(Exercise)
Locate every line that holds the string "image" and copy it.

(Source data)
=====

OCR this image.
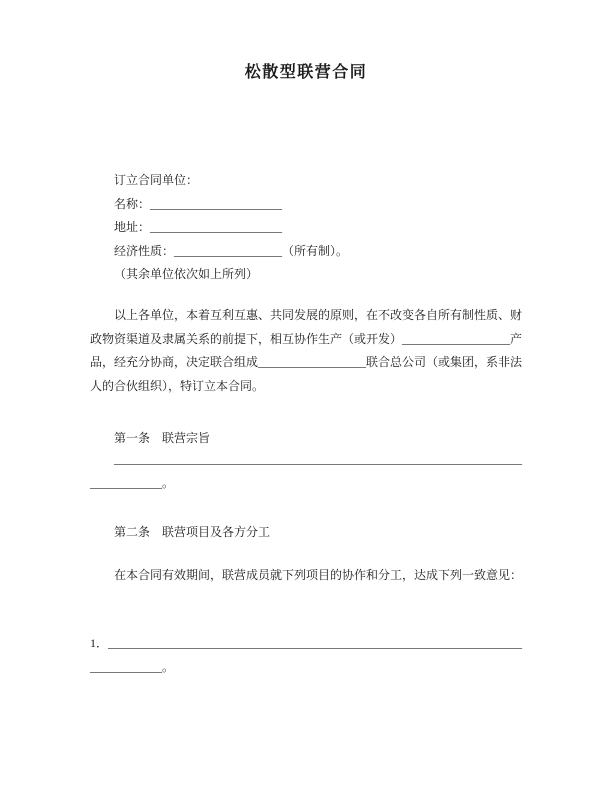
松散型联营合同
订立合同单位：
名称：______________________
地址：______________________
经济性质：__________________（所有制）。
（其余单位依次如上所列）

以上各单位，本着互利互惠、共同发展的原则，在不改变各自所有制性质、财政物资渠道及隶属关系的前提下，相互协作生产（或开发）__________________产品，经充分协商，决定联合组成__________________联合总公司（或集团，系非法人的合伙组织），特订立本合同。

第一条　联营宗旨

________________________________________________________________________________。

第二条　联营项目及各方分工

在本合同有效期间，联营成员就下列项目的协作和分工，达成下列一致意见：

1．_________________________________________________________________________________。
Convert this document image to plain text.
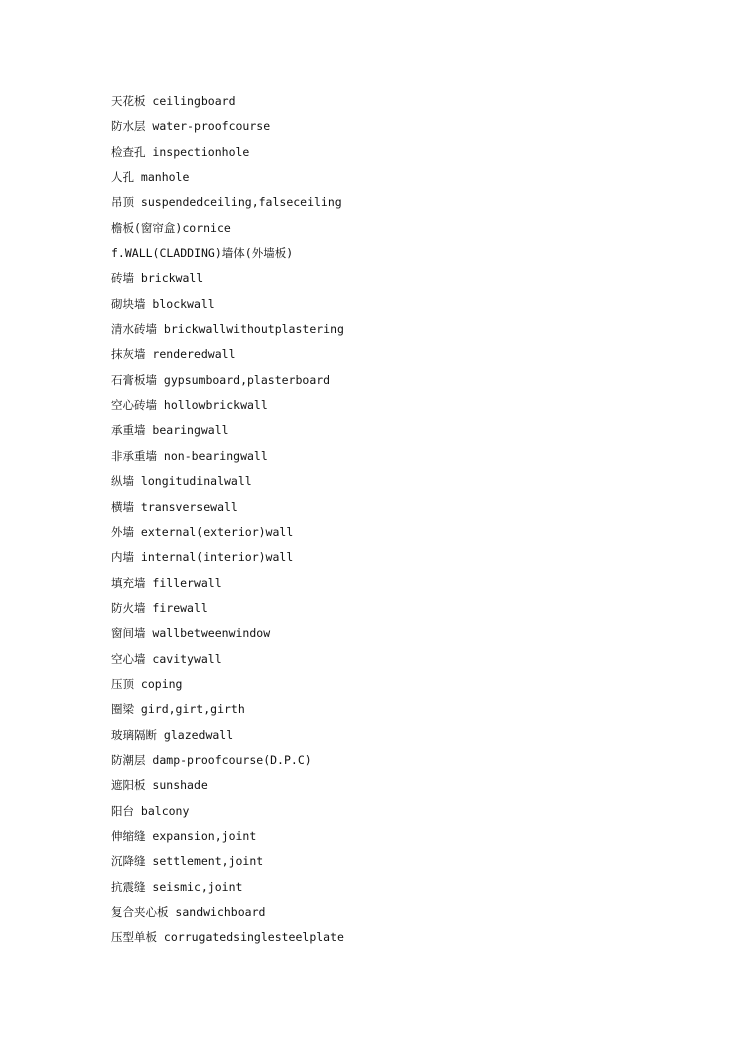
天花板 ceilingboard
防水层 water-proofcourse
检查孔 inspectionhole
人孔 manhole
吊顶 suspendedceiling,falseceiling
檐板(窗帘盒)cornice
f.WALL(CLADDING)墙体(外墙板)
砖墙 brickwall
砌块墙 blockwall
清水砖墙 brickwallwithoutplastering
抹灰墙 renderedwall
石膏板墙 gypsumboard,plasterboard
空心砖墙 hollowbrickwall
承重墙 bearingwall
非承重墙 non-bearingwall
纵墙 longitudinalwall
横墙 transversewall
外墙 external(exterior)wall
内墙 internal(interior)wall
填充墙 fillerwall
防火墙 firewall
窗间墙 wallbetweenwindow
空心墙 cavitywall
压顶 coping
圈梁 gird,girt,girth
玻璃隔断 glazedwall
防潮层 damp-proofcourse(D.P.C)
遮阳板 sunshade
阳台 balcony
伸缩缝 expansion,joint
沉降缝 settlement,joint
抗震缝 seismic,joint
复合夹心板 sandwichboard
压型单板 corrugatedsinglesteelplate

=====

(Result)
OCR this image.
Convert this document image to plain text.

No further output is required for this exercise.